[START]
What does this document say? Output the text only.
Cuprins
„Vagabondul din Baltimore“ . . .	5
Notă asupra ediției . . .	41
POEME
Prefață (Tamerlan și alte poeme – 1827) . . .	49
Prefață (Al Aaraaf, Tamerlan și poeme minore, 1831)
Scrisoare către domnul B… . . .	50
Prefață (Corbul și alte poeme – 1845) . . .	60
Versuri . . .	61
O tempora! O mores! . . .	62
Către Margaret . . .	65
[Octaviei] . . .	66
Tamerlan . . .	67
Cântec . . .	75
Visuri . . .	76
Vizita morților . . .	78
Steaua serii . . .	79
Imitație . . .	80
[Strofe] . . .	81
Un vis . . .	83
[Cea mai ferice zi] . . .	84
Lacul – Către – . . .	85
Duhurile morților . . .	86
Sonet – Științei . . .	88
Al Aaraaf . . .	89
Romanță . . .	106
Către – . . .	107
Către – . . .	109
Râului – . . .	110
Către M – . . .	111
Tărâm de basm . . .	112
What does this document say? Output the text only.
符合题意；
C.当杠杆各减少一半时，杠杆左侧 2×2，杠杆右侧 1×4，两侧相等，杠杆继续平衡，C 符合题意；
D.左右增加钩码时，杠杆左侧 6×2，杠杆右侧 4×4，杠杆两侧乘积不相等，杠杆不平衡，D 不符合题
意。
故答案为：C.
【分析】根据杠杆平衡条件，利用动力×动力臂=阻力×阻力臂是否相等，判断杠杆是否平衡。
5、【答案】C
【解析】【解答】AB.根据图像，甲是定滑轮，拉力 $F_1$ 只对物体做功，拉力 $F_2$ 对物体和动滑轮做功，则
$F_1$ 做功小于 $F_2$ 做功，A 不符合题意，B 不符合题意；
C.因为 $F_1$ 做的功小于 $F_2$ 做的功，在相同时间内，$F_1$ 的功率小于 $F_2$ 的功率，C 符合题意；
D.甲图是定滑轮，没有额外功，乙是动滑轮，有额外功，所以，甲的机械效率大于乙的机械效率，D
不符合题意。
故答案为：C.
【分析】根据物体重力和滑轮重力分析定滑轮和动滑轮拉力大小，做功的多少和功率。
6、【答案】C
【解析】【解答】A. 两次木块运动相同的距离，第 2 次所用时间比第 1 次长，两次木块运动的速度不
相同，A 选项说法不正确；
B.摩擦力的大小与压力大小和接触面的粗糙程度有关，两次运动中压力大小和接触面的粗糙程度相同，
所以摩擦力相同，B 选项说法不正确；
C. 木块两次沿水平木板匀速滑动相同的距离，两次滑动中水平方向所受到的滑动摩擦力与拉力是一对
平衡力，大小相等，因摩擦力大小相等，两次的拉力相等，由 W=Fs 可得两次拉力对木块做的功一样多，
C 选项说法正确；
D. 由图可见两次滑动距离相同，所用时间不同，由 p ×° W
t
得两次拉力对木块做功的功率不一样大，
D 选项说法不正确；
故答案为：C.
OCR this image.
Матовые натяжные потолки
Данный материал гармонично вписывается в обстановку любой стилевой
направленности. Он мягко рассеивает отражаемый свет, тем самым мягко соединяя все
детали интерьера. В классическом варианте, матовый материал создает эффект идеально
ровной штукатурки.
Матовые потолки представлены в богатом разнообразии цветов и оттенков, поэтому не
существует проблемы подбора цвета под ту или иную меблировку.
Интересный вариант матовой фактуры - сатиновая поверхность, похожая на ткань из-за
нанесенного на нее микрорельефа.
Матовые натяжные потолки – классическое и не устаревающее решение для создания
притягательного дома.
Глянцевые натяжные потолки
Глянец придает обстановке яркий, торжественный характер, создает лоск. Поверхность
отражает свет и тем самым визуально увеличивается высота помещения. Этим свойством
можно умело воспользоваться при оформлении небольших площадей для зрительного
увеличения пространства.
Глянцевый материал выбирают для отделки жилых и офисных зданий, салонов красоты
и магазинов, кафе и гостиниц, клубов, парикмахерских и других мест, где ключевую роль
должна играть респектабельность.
[END]
Directions:
All lines above containing the string "选项说法不正确" are to be collected.

In response:
相同，A 选项说法不正确；
所以摩擦力相同，B 选项说法不正确；
D 选项说法不正确；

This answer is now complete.